- [Task details] Your task is to copy every record exactly.

------------------------------------------------------------

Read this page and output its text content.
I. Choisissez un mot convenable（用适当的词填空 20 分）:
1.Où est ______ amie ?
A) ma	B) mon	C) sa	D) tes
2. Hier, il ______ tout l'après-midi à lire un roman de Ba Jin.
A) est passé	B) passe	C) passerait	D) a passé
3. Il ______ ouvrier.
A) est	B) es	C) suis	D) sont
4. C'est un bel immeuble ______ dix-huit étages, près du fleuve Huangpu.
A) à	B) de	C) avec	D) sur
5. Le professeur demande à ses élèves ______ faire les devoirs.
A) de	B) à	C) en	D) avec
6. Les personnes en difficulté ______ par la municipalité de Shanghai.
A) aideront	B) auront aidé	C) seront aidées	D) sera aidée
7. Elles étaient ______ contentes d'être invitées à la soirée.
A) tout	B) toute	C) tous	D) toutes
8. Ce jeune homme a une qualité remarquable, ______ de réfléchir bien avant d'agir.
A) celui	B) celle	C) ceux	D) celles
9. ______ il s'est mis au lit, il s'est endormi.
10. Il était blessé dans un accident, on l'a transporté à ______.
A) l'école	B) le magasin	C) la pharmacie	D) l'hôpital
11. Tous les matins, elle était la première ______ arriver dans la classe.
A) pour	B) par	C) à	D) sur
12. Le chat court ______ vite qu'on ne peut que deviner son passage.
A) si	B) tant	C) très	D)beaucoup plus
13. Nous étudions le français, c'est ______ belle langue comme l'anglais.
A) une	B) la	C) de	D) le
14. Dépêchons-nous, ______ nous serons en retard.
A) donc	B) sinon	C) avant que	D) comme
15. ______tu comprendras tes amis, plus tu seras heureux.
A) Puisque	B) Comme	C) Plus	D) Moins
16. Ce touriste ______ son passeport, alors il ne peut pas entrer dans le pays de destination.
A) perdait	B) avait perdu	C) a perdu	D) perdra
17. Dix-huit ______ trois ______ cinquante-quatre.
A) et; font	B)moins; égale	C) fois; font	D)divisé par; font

------------------------------------------------------------

- [Result below]
Read this page and output its text content.
I. Choisissez un mot convenable（用适当的词填空 20 分）:
1.Où est ______ amie ?
A) ma	B) mon	C) sa	D) tes
2. Hier, il ______ tout l'après-midi à lire un roman de Ba Jin.
A) est passé	B) passe	C) passerait	D) a passé
3. Il ______ ouvrier.
A) est	B) es	C) suis	D) sont
4. C'est un bel immeuble ______ dix-huit étages, près du fleuve Huangpu.
A) à	B) de	C) avec	D) sur
5. Le professeur demande à ses élèves ______ faire les devoirs.
A) de	B) à	C) en	D) avec
6. Les personnes en difficulté ______ par la municipalité de Shanghai.
A) aideront	B) auront aidé	C) seront aidées	D) sera aidée
7. Elles étaient ______ contentes d'être invitées à la soirée.
A) tout	B) toute	C) tous	D) toutes
8. Ce jeune homme a une qualité remarquable, ______ de réfléchir bien avant d'agir.
A) celui	B) celle	C) ceux	D) celles
9. ______ il s'est mis au lit, il s'est endormi.
10. Il était blessé dans un accident, on l'a transporté à ______.
A) l'école	B) le magasin	C) la pharmacie	D) l'hôpital
11. Tous les matins, elle était la première ______ arriver dans la classe.
A) pour	B) par	C) à	D) sur
12. Le chat court ______ vite qu'on ne peut que deviner son passage.
A) si	B) tant	C) très	D)beaucoup plus
13. Nous étudions le français, c'est ______ belle langue comme l'anglais.
A) une	B) la	C) de	D) le
14. Dépêchons-nous, ______ nous serons en retard.
A) donc	B) sinon	C) avant que	D) comme
15. ______tu comprendras tes amis, plus tu seras heureux.
A) Puisque	B) Comme	C) Plus	D) Moins
16. Ce touriste ______ son passeport, alors il ne peut pas entrer dans le pays de destination.
A) perdait	B) avait perdu	C) a perdu	D) perdra
17. Dix-huit ______ trois ______ cinquante-quatre.
A) et; font	B)moins; égale	C) fois; font	D)divisé par; font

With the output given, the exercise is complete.